(Source records)

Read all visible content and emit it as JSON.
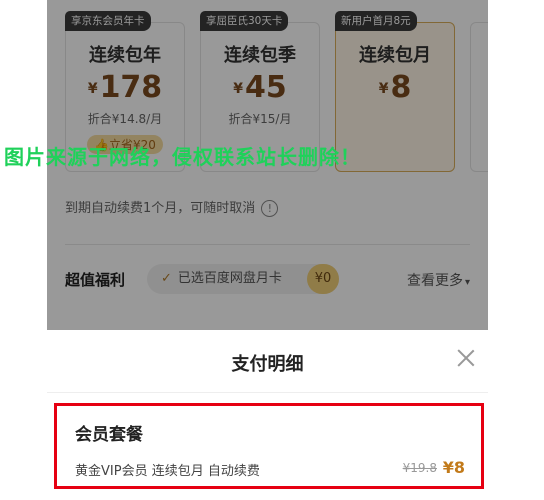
{
  "plans": [
    {
      "tag": "享京东会员年卡",
      "name": "连续包年",
      "currency": "¥",
      "price": "178",
      "per_month": "折合¥14.8/月",
      "save": "立省¥20",
      "selected": false
    },
    {
      "tag": "享屈臣氏30天卡",
      "name": "连续包季",
      "currency": "¥",
      "price": "45",
      "per_month": "折合¥15/月",
      "save": "",
      "selected": false
    },
    {
      "tag": "新用户首月8元",
      "name": "连续包月",
      "currency": "¥",
      "price": "8",
      "per_month": "",
      "save": "",
      "selected": true
    }
  ],
  "renew_note": "到期自动续费1个月，可随时取消",
  "info_icon": "!",
  "benefits": {
    "title": "超值福利",
    "chip_label": "已选百度网盘月卡",
    "chip_price": "¥0",
    "more_label": "查看更多"
  },
  "sheet": {
    "title": "支付明细",
    "package": {
      "title": "会员套餐",
      "desc": "黄金VIP会员 连续包月 自动续费",
      "original_price": "¥19.8",
      "price": "¥8"
    }
  },
  "watermark": "图片来源于网络，侵权联系站长删除！",
  "colors": {
    "accent": "#c27a1a",
    "highlight_border": "#e60012",
    "watermark": "#1fd15a"
  }
}
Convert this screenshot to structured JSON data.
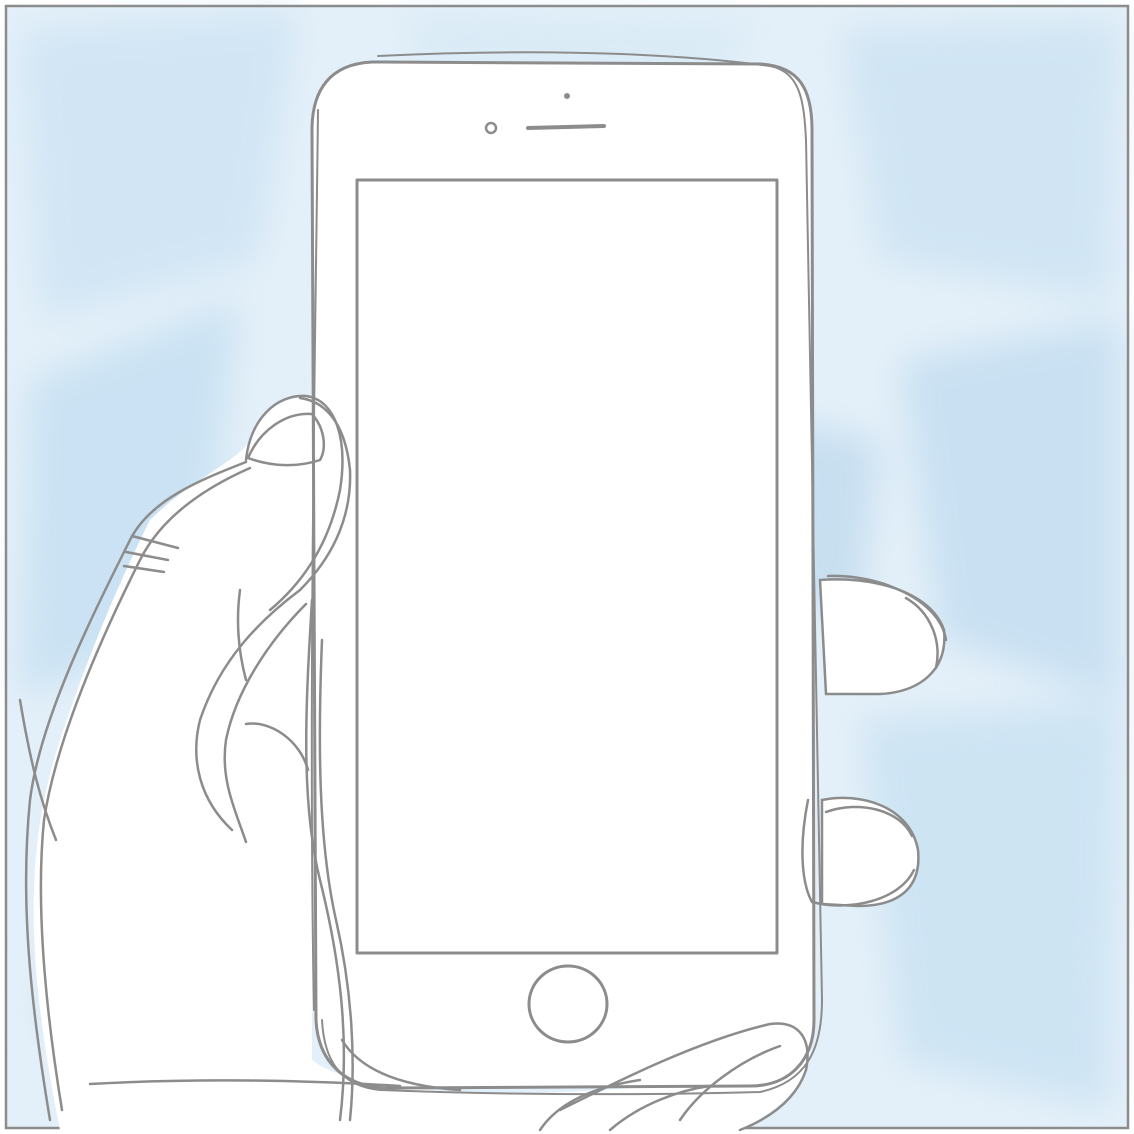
{
  "illustration": {
    "subject": "hand-holding-smartphone",
    "style": "pencil-sketch-over-watercolor",
    "colors": {
      "line": "#8c8c8c",
      "background_wash": "#d6e9f6",
      "background_wash_deep": "#b9d9ef",
      "paper": "#ffffff",
      "screen": "#ffffff"
    }
  }
}
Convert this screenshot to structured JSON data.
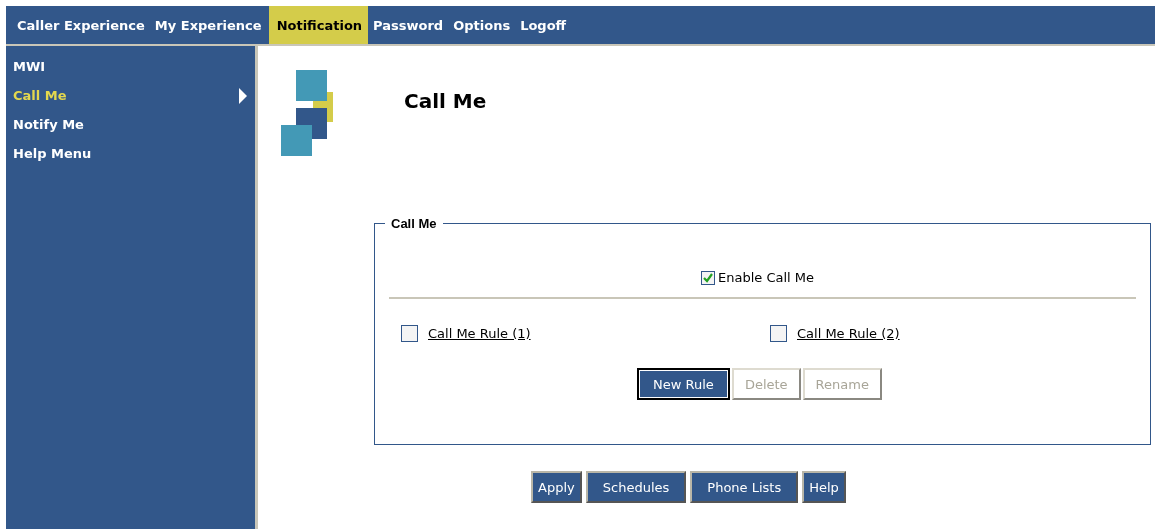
{
  "nav": {
    "tabs": [
      {
        "label": "Caller Experience",
        "selected": false
      },
      {
        "label": "My Experience",
        "selected": false
      },
      {
        "label": "Notification",
        "selected": true
      },
      {
        "label": "Password",
        "selected": false
      },
      {
        "label": "Options",
        "selected": false
      },
      {
        "label": "Logoff",
        "selected": false
      }
    ]
  },
  "sidebar": {
    "items": [
      {
        "label": "MWI",
        "selected": false
      },
      {
        "label": "Call Me",
        "selected": true
      },
      {
        "label": "Notify Me",
        "selected": false
      },
      {
        "label": "Help Menu",
        "selected": false
      }
    ]
  },
  "page_title": "Call Me",
  "group": {
    "legend": "Call Me",
    "enable": {
      "label": "Enable Call Me",
      "checked": true
    },
    "rules": [
      {
        "label": "Call Me Rule (1)",
        "checked": false
      },
      {
        "label": "Call Me Rule (2)",
        "checked": false
      }
    ],
    "buttons": [
      {
        "label": "New Rule",
        "disabled": false
      },
      {
        "label": "Delete",
        "disabled": true
      },
      {
        "label": "Rename",
        "disabled": true
      }
    ]
  },
  "footer_buttons": [
    "Apply",
    "Schedules",
    "Phone Lists",
    "Help"
  ]
}
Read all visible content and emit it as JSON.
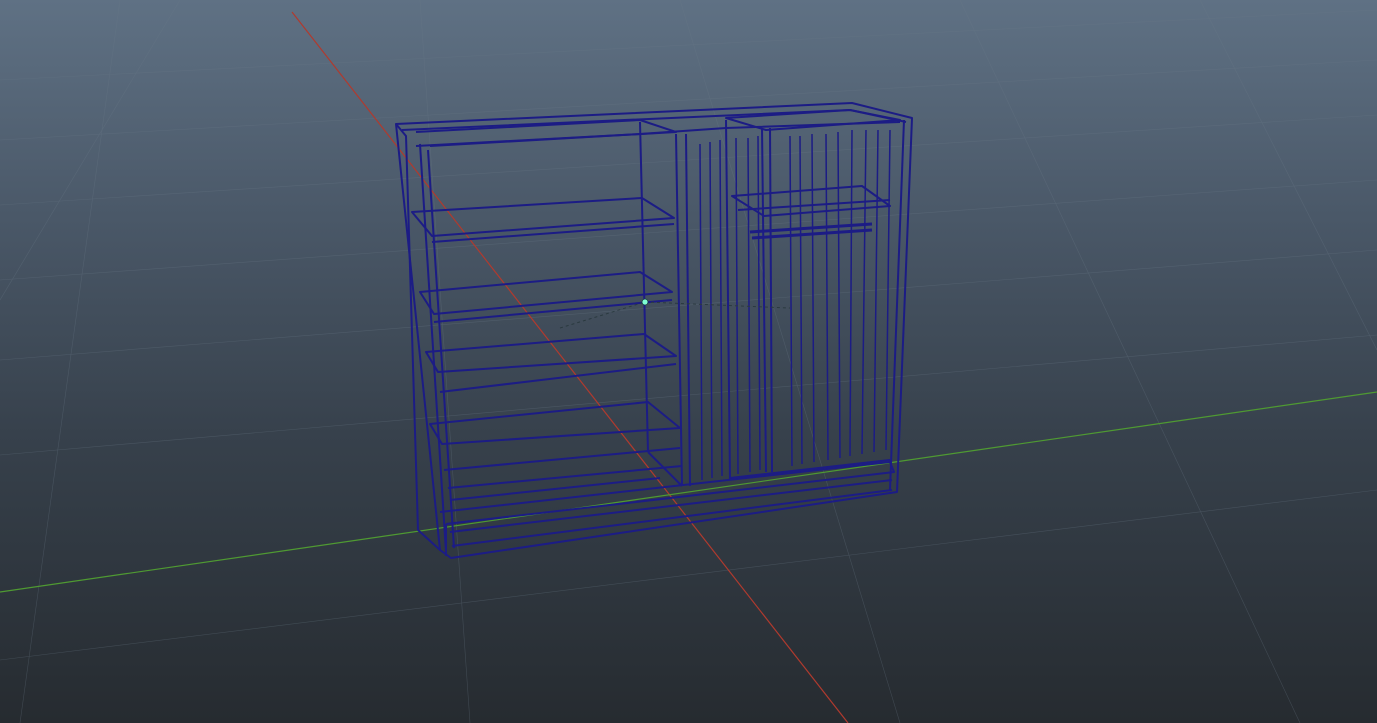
{
  "viewport": {
    "background_top": "#5f7184",
    "background_bottom": "#262b30"
  },
  "scene": {
    "grid_color": "#6b7a88",
    "axis_x_color": "#b03a2e",
    "axis_z_color": "#4f9a32",
    "wireframe_color": "#1c1c85",
    "pivot_color": "#7fffd4"
  },
  "object": {
    "name_icon": "wardrobe-wireframe"
  }
}
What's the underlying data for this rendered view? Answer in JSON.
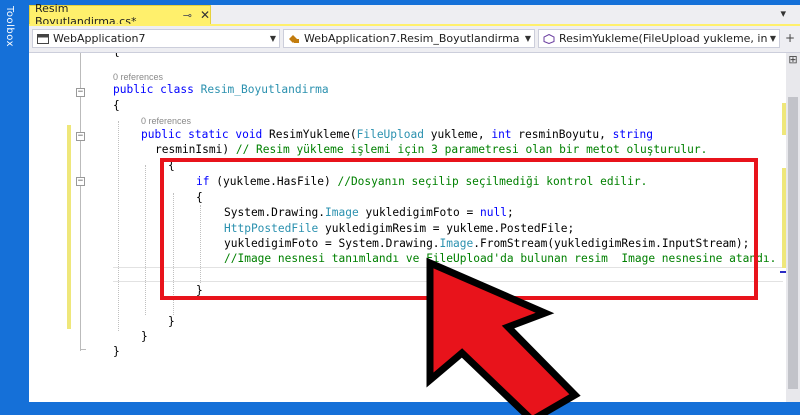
{
  "toolbox": {
    "label": "Toolbox"
  },
  "tab": {
    "title": "Resim Boyutlandirma.cs*",
    "pin_icon": "pin-icon",
    "close_icon": "close-icon"
  },
  "navbar": {
    "project": "WebApplication7",
    "class": "WebApplication7.Resim_Boyutlandirma",
    "member": "ResimYukleme(FileUpload yukleme, int re"
  },
  "code": {
    "refs_class": "0 references",
    "refs_method": "0 references",
    "lines": {
      "l_brace_open": "{",
      "l_class_kw1": "public",
      "l_class_kw2": "class",
      "l_class_name": "Resim_Boyutlandirma",
      "l_class_brace": "{",
      "l_method_public": "public",
      "l_method_static": "static",
      "l_method_void": "void",
      "l_method_name": "ResimYukleme(",
      "l_method_type1": "FileUpload",
      "l_method_p1": " yukleme, ",
      "l_method_int": "int",
      "l_method_p2": " resminBoyutu, ",
      "l_method_string": "string",
      "l_method_cont": "resminIsmi)",
      "l_method_comment": " // Resim yükleme işlemi için 3 parametresi olan bir metot oluşturulur.",
      "l_method_brace": "{",
      "l_if_kw": "if",
      "l_if_cond": " (yukleme.HasFile) ",
      "l_if_comment": "//Dosyanın seçilip seçilmediği kontrol edilir.",
      "l_if_brace": "{",
      "l_s1_a": "System.Drawing.",
      "l_s1_type": "Image",
      "l_s1_b": " yukledigimFoto = ",
      "l_s1_null": "null",
      "l_s1_c": ";",
      "l_s2_type": "HttpPostedFile",
      "l_s2_b": " yukledigimResim = yukleme.PostedFile;",
      "l_s3_a": "yukledigimFoto = System.Drawing.",
      "l_s3_type": "Image",
      "l_s3_b": ".FromStream(yukledigimResim.InputStream);",
      "l_s4_comment": "//Image nesnesi tanımlandı ve FileUpload'da bulunan resim  Image nesnesine atandı.",
      "l_if_close": "}",
      "l_method_close": "}",
      "l_class_close": "}",
      "l_ns_close": "}"
    }
  },
  "colors": {
    "keyword": "#0000ff",
    "type": "#2b91af",
    "comment": "#008000",
    "highlight_box": "#e8131b",
    "tab_active": "#fff06c",
    "frame_blue": "#1570d8"
  }
}
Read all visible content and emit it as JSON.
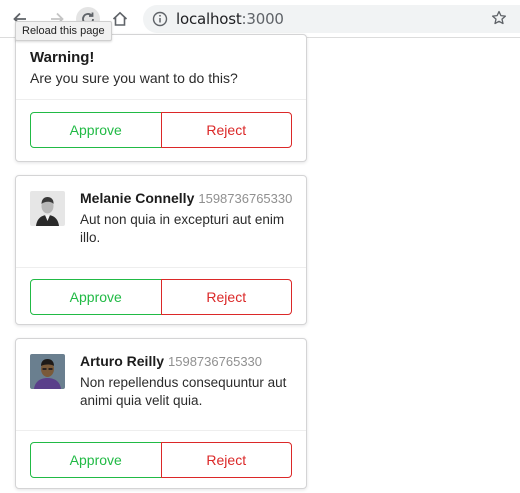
{
  "browser": {
    "url_host": "localhost",
    "url_port": ":3000",
    "tooltip": "Reload this page"
  },
  "cards": [
    {
      "type": "warning",
      "title": "Warning!",
      "text": "Are you sure you want to do this?",
      "approve_label": "Approve",
      "reject_label": "Reject"
    },
    {
      "type": "comment",
      "author": "Melanie Connelly",
      "metadata": "1598736765330",
      "text": "Aut non quia in excepturi aut enim illo.",
      "approve_label": "Approve",
      "reject_label": "Reject"
    },
    {
      "type": "comment",
      "author": "Arturo Reilly",
      "metadata": "1598736765330",
      "text": "Non repellendus consequuntur aut animi quia velit quia.",
      "approve_label": "Approve",
      "reject_label": "Reject"
    }
  ],
  "colors": {
    "approve": "#21ba45",
    "reject": "#db2828"
  }
}
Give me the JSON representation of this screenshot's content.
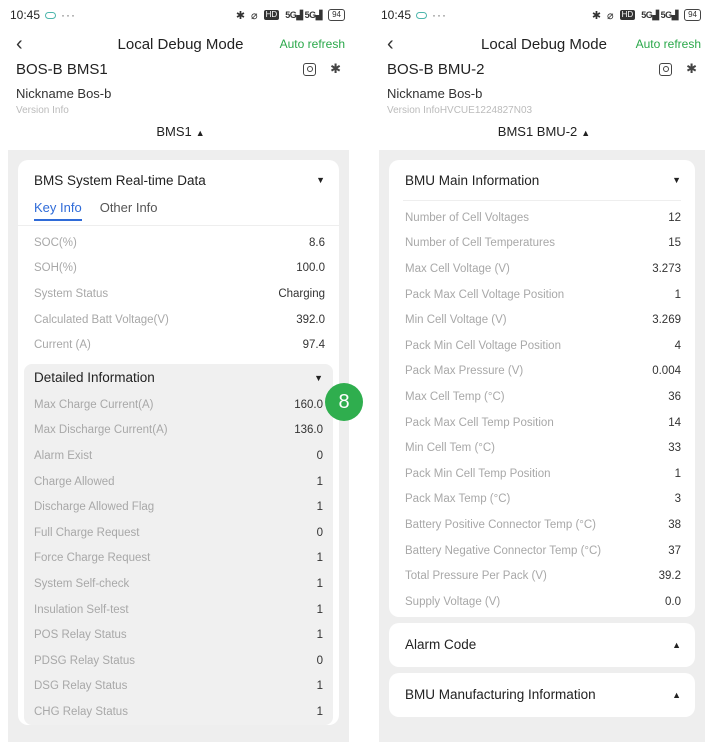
{
  "left": {
    "status": {
      "time": "10:45",
      "dots": "···",
      "signal1": "5G",
      "signal2": "5G",
      "battery": "94"
    },
    "header": {
      "title": "Local Debug Mode",
      "auto_refresh": "Auto refresh",
      "device_name": "BOS-B BMS1",
      "nickname": "Nickname  Bos-b",
      "version": "Version Info",
      "selector": "BMS1"
    },
    "card": {
      "title": "BMS System Real-time Data",
      "tabs": [
        "Key Info",
        "Other Info"
      ],
      "rows": [
        {
          "label": "SOC(%)",
          "value": "8.6"
        },
        {
          "label": "SOH(%)",
          "value": "100.0"
        },
        {
          "label": "System Status",
          "value": "Charging"
        },
        {
          "label": "Calculated Batt Voltage(V)",
          "value": "392.0"
        },
        {
          "label": "Current (A)",
          "value": "97.4"
        }
      ]
    },
    "detail": {
      "title": "Detailed Information",
      "rows": [
        {
          "label": "Max Charge Current(A)",
          "value": "160.0"
        },
        {
          "label": "Max Discharge Current(A)",
          "value": "136.0"
        },
        {
          "label": "Alarm Exist",
          "value": "0"
        },
        {
          "label": "Charge Allowed",
          "value": "1"
        },
        {
          "label": "Discharge Allowed Flag",
          "value": "1"
        },
        {
          "label": "Full Charge Request",
          "value": "0"
        },
        {
          "label": "Force Charge Request",
          "value": "1"
        },
        {
          "label": "System Self-check",
          "value": "1"
        },
        {
          "label": "Insulation Self-test",
          "value": "1"
        },
        {
          "label": "POS Relay Status",
          "value": "1"
        },
        {
          "label": "PDSG Relay Status",
          "value": "0"
        },
        {
          "label": "DSG Relay Status",
          "value": "1"
        },
        {
          "label": "CHG Relay Status",
          "value": "1"
        }
      ]
    }
  },
  "badge": "8",
  "right": {
    "status": {
      "time": "10:45",
      "dots": "···",
      "signal1": "5G",
      "signal2": "5G",
      "battery": "94"
    },
    "header": {
      "title": "Local Debug Mode",
      "auto_refresh": "Auto refresh",
      "device_name": "BOS-B BMU-2",
      "nickname": "Nickname  Bos-b",
      "version": "Version InfoHVCUE1224827N03",
      "selector": "BMS1 BMU-2"
    },
    "main_card": {
      "title": "BMU Main Information",
      "rows": [
        {
          "label": "Number of Cell Voltages",
          "value": "12"
        },
        {
          "label": "Number of Cell Temperatures",
          "value": "15"
        },
        {
          "label": "Max Cell Voltage (V)",
          "value": "3.273"
        },
        {
          "label": "Pack Max Cell Voltage Position",
          "value": "1"
        },
        {
          "label": "Min Cell Voltage (V)",
          "value": "3.269"
        },
        {
          "label": "Pack Min Cell Voltage Position",
          "value": "4"
        },
        {
          "label": "Pack Max Pressure (V)",
          "value": "0.004"
        },
        {
          "label": "Max Cell Temp (°C)",
          "value": "36"
        },
        {
          "label": "Pack Max Cell Temp Position",
          "value": "14"
        },
        {
          "label": "Min Cell Tem (°C)",
          "value": "33"
        },
        {
          "label": "Pack Min Cell Temp Position",
          "value": "1"
        },
        {
          "label": "Pack Max Temp (°C)",
          "value": "3"
        },
        {
          "label": "Battery Positive Connector Temp (°C)",
          "value": "38"
        },
        {
          "label": "Battery Negative Connector Temp (°C)",
          "value": "37"
        },
        {
          "label": "Total Pressure Per Pack (V)",
          "value": "39.2"
        },
        {
          "label": "Supply Voltage (V)",
          "value": "0.0"
        }
      ]
    },
    "alarm_card": {
      "title": "Alarm Code"
    },
    "mfg_card": {
      "title": "BMU Manufacturing Information"
    }
  }
}
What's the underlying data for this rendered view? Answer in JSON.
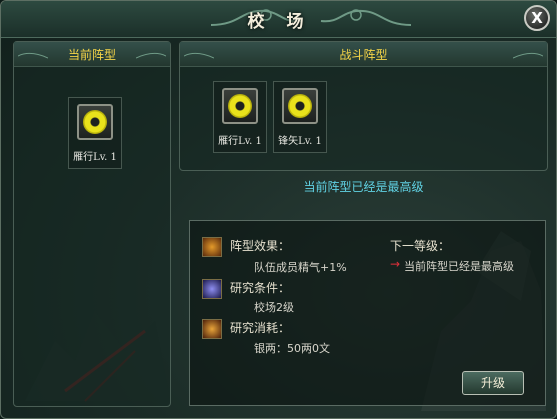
{
  "window": {
    "title": "校 场",
    "close_label": "X"
  },
  "left_panel": {
    "title": "当前阵型",
    "formation": {
      "name": "雁行",
      "level": "Lv. 1"
    }
  },
  "right_panel": {
    "title": "战斗阵型",
    "formations": [
      {
        "name": "雁行",
        "level": "Lv. 1"
      },
      {
        "name": "锋矢",
        "level": "Lv. 1"
      }
    ],
    "notice": "当前阵型已经是最高级"
  },
  "info": {
    "effect_label": "阵型效果：",
    "effect_value": "队伍成员精气+1%",
    "requirement_label": "研究条件：",
    "requirement_value": "校场2级",
    "cost_label": "研究消耗：",
    "cost_value": "银两：50两0文",
    "next_level_label": "下一等级：",
    "next_level_value": "当前阵型已经是最高级"
  },
  "upgrade_button": "升级",
  "colors": {
    "panel_title": "#f5d548",
    "notice": "#60d1e3",
    "arrow": "#e0303a"
  }
}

__What needs to be done__: Return only the count of lines in the records that hold the word "quia".

__Response for this exercise__: 2